- The exercise -
Please set down all the lines beneath this one exactly, without the pictures.

- Material for the task -

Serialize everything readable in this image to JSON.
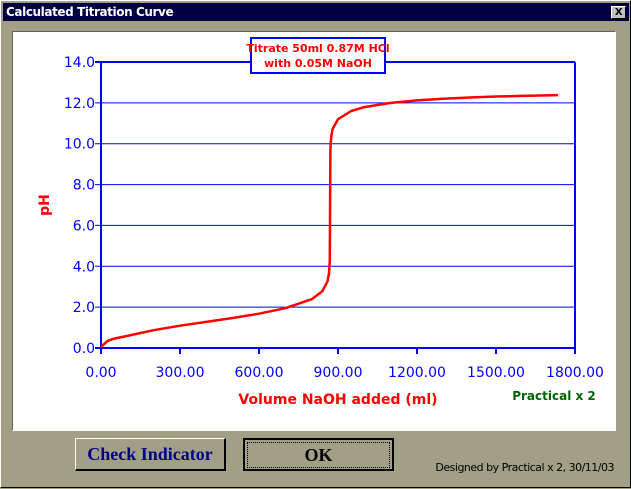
{
  "window": {
    "title": "Calculated Titration Curve",
    "close_label": "X"
  },
  "buttons": {
    "check_indicator": "Check Indicator",
    "ok": "OK"
  },
  "credit": "Designed by Practical x 2, 30/11/03",
  "watermark": "Practical x 2",
  "colors": {
    "axis": "#0000ff",
    "curve": "#ff0000",
    "label": "#ff0000",
    "watermark": "#006400"
  },
  "chart_data": {
    "type": "line",
    "title_lines": [
      "Titrate 50ml 0.87M HCl",
      "with 0.05M NaOH"
    ],
    "xlabel": "Volume NaOH added (ml)",
    "ylabel": "pH",
    "xlim": [
      0,
      1800
    ],
    "ylim": [
      0,
      14
    ],
    "xticks": [
      "0.00",
      "300.00",
      "600.00",
      "900.00",
      "1200.00",
      "1500.00",
      "1800.00"
    ],
    "yticks": [
      "0.0",
      "2.0",
      "4.0",
      "6.0",
      "8.0",
      "10.0",
      "12.0",
      "14.0"
    ],
    "grid": "horizontal",
    "series": [
      {
        "name": "pH",
        "x": [
          0,
          25,
          50,
          100,
          200,
          300,
          400,
          500,
          600,
          700,
          800,
          840,
          860,
          866,
          869,
          870,
          871,
          874,
          880,
          900,
          950,
          1000,
          1100,
          1200,
          1300,
          1400,
          1500,
          1600,
          1735
        ],
        "y": [
          0.06,
          0.35,
          0.46,
          0.59,
          0.87,
          1.09,
          1.28,
          1.47,
          1.68,
          1.95,
          2.39,
          2.77,
          3.26,
          3.66,
          4.26,
          7.0,
          9.73,
          10.34,
          10.73,
          11.2,
          11.6,
          11.79,
          12.0,
          12.12,
          12.2,
          12.26,
          12.31,
          12.34,
          12.38
        ]
      }
    ]
  }
}
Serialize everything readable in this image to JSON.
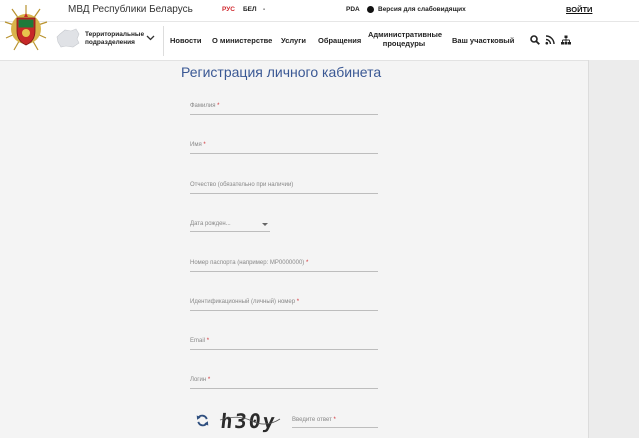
{
  "header": {
    "site_title": "МВД Республики Беларусь",
    "lang_ru": "РУС",
    "lang_by": "БЕЛ",
    "lang_more": "-",
    "pda": "PDA",
    "low_vision": "Версия для слабовидящих",
    "login": "ВОЙТИ"
  },
  "nav": {
    "region_line1": "Территориальные",
    "region_line2": "подразделения",
    "items": [
      "Новости",
      "О министерстве",
      "Услуги",
      "Обращения"
    ],
    "admin_line1": "Административные",
    "admin_line2": "процедуры",
    "officer": "Ваш участковый",
    "icons": [
      "search-icon",
      "rss-icon",
      "sitemap-icon"
    ]
  },
  "form": {
    "title": "Регистрация личного кабинета",
    "required_mark": "*",
    "fields": [
      {
        "label": "Фамилия",
        "required": true
      },
      {
        "label": "Имя",
        "required": true
      },
      {
        "label": "Отчество (обязательно при наличии)",
        "required": false
      },
      {
        "label": "Номер паспорта (например: MP0000000)",
        "required": true
      },
      {
        "label": "Идентификационный (личный) номер",
        "required": true
      },
      {
        "label": "Email",
        "required": true
      },
      {
        "label": "Логин",
        "required": true
      }
    ],
    "birth_date": "Дата рожден...",
    "captcha_text": "h30y",
    "answer_placeholder": "Введите ответ"
  },
  "colors": {
    "accent": "#d0282e",
    "title_blue": "#3a5894"
  }
}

- Solved exercise -
Serialize everything readable in this image to JSON.
{
  "window": {
    "title": "Calculated Titration Curve",
    "close_label": "X"
  },
  "buttons": {
    "check_indicator": "Check Indicator",
    "ok": "OK"
  },
  "credit": "Designed by Practical x 2, 30/11/03",
  "watermark": "Practical x 2",
  "colors": {
    "axis": "#0000ff",
    "curve": "#ff0000",
    "label": "#ff0000",
    "watermark": "#006400"
  },
  "chart_data": {
    "type": "line",
    "title_lines": [
      "Titrate 50ml 0.87M HCl",
      "with 0.05M NaOH"
    ],
    "xlabel": "Volume NaOH added (ml)",
    "ylabel": "pH",
    "xlim": [
      0,
      1800
    ],
    "ylim": [
      0,
      14
    ],
    "xticks": [
      "0.00",
      "300.00",
      "600.00",
      "900.00",
      "1200.00",
      "1500.00",
      "1800.00"
    ],
    "yticks": [
      "0.0",
      "2.0",
      "4.0",
      "6.0",
      "8.0",
      "10.0",
      "12.0",
      "14.0"
    ],
    "grid": "horizontal",
    "series": [
      {
        "name": "pH",
        "x": [
          0,
          25,
          50,
          100,
          200,
          300,
          400,
          500,
          600,
          700,
          800,
          840,
          860,
          866,
          869,
          870,
          871,
          874,
          880,
          900,
          950,
          1000,
          1100,
          1200,
          1300,
          1400,
          1500,
          1600,
          1735
        ],
        "y": [
          0.06,
          0.35,
          0.46,
          0.59,
          0.87,
          1.09,
          1.28,
          1.47,
          1.68,
          1.95,
          2.39,
          2.77,
          3.26,
          3.66,
          4.26,
          7.0,
          9.73,
          10.34,
          10.73,
          11.2,
          11.6,
          11.79,
          12.0,
          12.12,
          12.2,
          12.26,
          12.31,
          12.34,
          12.38
        ]
      }
    ]
  }
}
Serialize everything readable in this image to JSON.
{
  "header": {
    "site_title": "МВД Республики Беларусь",
    "lang_ru": "РУС",
    "lang_by": "БЕЛ",
    "lang_more": "-",
    "pda": "PDA",
    "low_vision": "Версия для слабовидящих",
    "login": "ВОЙТИ"
  },
  "nav": {
    "region_line1": "Территориальные",
    "region_line2": "подразделения",
    "items": [
      "Новости",
      "О министерстве",
      "Услуги",
      "Обращения"
    ],
    "admin_line1": "Административные",
    "admin_line2": "процедуры",
    "officer": "Ваш участковый",
    "icons": [
      "search-icon",
      "rss-icon",
      "sitemap-icon"
    ]
  },
  "form": {
    "title": "Регистрация личного кабинета",
    "required_mark": "*",
    "fields": [
      {
        "label": "Фамилия",
        "required": true
      },
      {
        "label": "Имя",
        "required": true
      },
      {
        "label": "Отчество (обязательно при наличии)",
        "required": false
      },
      {
        "label": "Номер паспорта (например: MP0000000)",
        "required": true
      },
      {
        "label": "Идентификационный (личный) номер",
        "required": true
      },
      {
        "label": "Email",
        "required": true
      },
      {
        "label": "Логин",
        "required": true
      }
    ],
    "birth_date": "Дата рожден...",
    "captcha_text": "h30y",
    "answer_placeholder": "Введите ответ"
  },
  "colors": {
    "accent": "#d0282e",
    "title_blue": "#3a5894"
  }
}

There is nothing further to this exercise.